- **GOALS**:
1. From the account of the Adams case, list every fate the writer names in the sentence that begins "So whether the victim meets his fate."
2. According to the account of the Adams case, why did the lumber companies join with the Mine Owner's Association after Tyler's death? Answer in one to three sentences.
3. Continue the account of the Adams case from the point where it stops.
*** TEXT SECTION ***
Steve Adams was placed in the cell with Orchard. In September, 1906, however, Adams, in an affidavit, which was published, swore that he was coerced by McParland into signing the confession. He declared that Gooding threatened him with death did he refuse to "confess" that he was implicated with Orchard in the Steunenberg affair, and in the other crimes revealed in Orchard's "confession."
Up to the making of the affidavit by Adams, both he and Orchard were kept in solitary confinement. No one was permitted to visit them save Gooding and McParland. The Orchard "confession" and the Adams corroboration comprised the evidence that was to take the lives of the imprisoned leaders of the Western Federation of Miners. When Adams broke down and declared he had been forced by McParland into signing a lie, he was released through habeas corpus proceedings instituted by Attorneys Darrow and Richardson, but was immediately re-arrested and charged with the murder of two men in northern Idaho, Tyler and Boule.
Again the interests of corporations ran counter to the welfare of the people. For years great lumber companies had been plundering the common heritage. Nature's magnificent gift, the forests, protecting man's water supply and furnishing the means of shelter had been ravaged to satisfy the greed of corporations. In carrying out their nefarious work, the robbery of the people, they committed crimes ranging from perjury to murder. Their tools were men, sunk almost to the level of Pinkertons, who entered lands swearing they were for their own use and benefit, later they turned them over to the lumber companies, but bonafide settlers who had to make a living while perfecting title had entered valuable tracts—it was part of the professional perjurers work to jump these claims. The men who have developed the West place the claim jumper below the horse thief.
Tyler and Boule were found dead in the woods. They were tumbled into their graves without ceremony. Dead men can make no profits. So whether the victim meets his fate in the infamous occupations of deputy, scab, homesteader or as a man at his work, crushed on the railroad, maimed in the factory, blown up in the mine, there is the same callous indifference to his fate. Tyler was forgotten until there seemed to be an opportunity to implicate a member of the Western Federation of Miners, then the lumber companies joined with the Mine Owner's Association in using all the machinery of the state of Idaho, not to avenge him, but to plant fear in the breasts of all opposers.
After Adams repudiated his confession the remains that were supposed to be Tyler's were dug up to be used in the trial by the prosecution. About three weeks were spent in the trial. The jury was out two days when they returned into court announcing that they could never agree and were discharged. From the first to the last ballot they stood seven for acquittal and five for conviction. Adams was returned to jail to await another trial.
*** DATASET ROWS ***
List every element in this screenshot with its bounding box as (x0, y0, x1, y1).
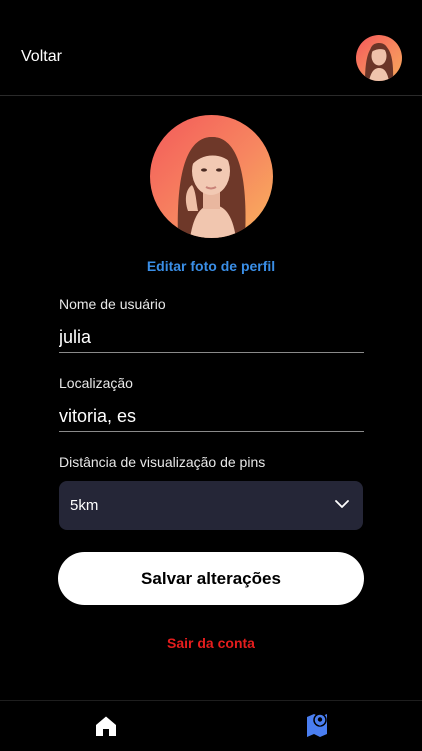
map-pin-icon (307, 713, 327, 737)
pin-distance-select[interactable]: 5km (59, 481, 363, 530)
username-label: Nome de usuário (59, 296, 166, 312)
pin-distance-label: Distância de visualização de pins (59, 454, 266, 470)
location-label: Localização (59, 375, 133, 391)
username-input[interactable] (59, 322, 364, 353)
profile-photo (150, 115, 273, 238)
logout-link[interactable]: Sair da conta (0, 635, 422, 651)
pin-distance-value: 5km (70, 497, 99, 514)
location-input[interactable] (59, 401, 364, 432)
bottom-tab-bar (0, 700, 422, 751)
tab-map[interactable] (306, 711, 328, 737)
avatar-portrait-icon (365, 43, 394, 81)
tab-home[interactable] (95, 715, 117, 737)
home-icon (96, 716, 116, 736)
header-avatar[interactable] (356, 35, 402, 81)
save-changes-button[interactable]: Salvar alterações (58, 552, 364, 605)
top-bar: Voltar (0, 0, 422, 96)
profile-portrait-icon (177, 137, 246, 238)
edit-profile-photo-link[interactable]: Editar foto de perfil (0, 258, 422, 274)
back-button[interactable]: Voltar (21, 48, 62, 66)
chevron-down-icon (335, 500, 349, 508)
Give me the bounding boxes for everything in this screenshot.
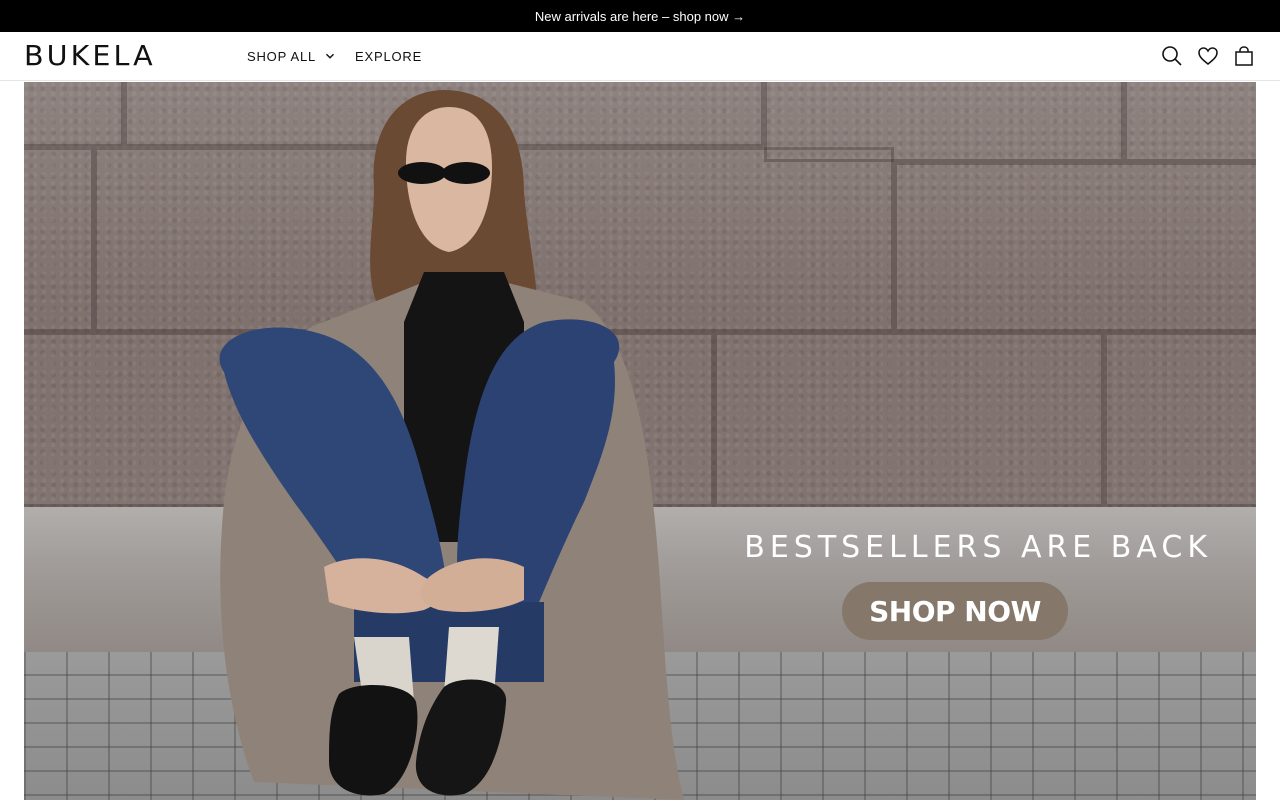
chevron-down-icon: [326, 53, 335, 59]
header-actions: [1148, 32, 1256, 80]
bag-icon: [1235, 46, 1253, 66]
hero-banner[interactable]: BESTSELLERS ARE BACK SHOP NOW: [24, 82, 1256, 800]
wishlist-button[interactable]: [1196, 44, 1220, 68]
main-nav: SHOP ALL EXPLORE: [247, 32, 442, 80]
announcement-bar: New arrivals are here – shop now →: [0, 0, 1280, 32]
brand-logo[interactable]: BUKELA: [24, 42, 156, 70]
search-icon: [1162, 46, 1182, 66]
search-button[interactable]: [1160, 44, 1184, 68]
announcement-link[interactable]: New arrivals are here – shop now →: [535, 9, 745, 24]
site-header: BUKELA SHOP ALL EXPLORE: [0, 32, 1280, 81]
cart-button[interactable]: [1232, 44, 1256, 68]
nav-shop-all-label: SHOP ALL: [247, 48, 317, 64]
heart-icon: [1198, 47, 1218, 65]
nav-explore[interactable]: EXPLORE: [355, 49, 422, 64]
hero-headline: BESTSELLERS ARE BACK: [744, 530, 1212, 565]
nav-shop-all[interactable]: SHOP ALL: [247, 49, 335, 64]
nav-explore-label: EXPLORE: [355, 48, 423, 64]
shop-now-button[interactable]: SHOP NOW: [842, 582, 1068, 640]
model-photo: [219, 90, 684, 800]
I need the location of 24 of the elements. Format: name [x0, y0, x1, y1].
***
- **RESPONSES FOR EACH TASK**:
1.
- Deputy
- Scab
- Homesteader
- Crushed on the railroad
- Maimed in the factory
- Blown up in the mine

2. They joined together once there seemed to be an opportunity to implicate a member of the Western Federation of Miners in Tyler's death. Their aim in using the machinery of the state of Idaho was not to avenge Tyler but to plant fear in the breasts of all opposers.

3.
In November, 1907, he was again tried. The prosecution entertained the opinion that the conviction of Adams could be trusted to a jury of farmers, a change of venue was asked by the State, in order that the trial might take place in an agricultural district. In the first trial of Adams at Wallace, Idaho, in the very heart of the Coeur ' d'Alenes, where Standard Oil reigns supreme, the jury stood seven for acquittal, and at the second trial, held at Rathdrum, the jury stood eight for acquittal, yet Adams was still held to appease the vengeance of mining corporations at the expense of the taxpayers of Idaho.
The attorneys for the Western Federation of Miners after the disagreement of the jury the last time, secured his release on bond. Shortly after this legal procedure he was again arrested and taken to Telluride, Colo., confined in jail and it is said he is to be tried at some future date for the murder of Arthur Collins. At this writing no time has been set for the trial.
From the kidnapping of Moyer, Haywood and Pettibone on February 17, 1906, until Haywood was acquitted in July, 1907, the working class was aroused as never before in its history. The methods used by the State of Idaho to obtain custody of the prisoners was considered indicative of the principle that would guide the court in the hearing of the case. The workers had not forgotten how the Pinkertons, through perjured evidence had hurried the Mollie Maguires to the scaffold, nor that a court had given legal sanction to the verdict of a mob in hanging the Chicago anarchists. They knew the mighty forces united for the destruction of labor's most advanced organization.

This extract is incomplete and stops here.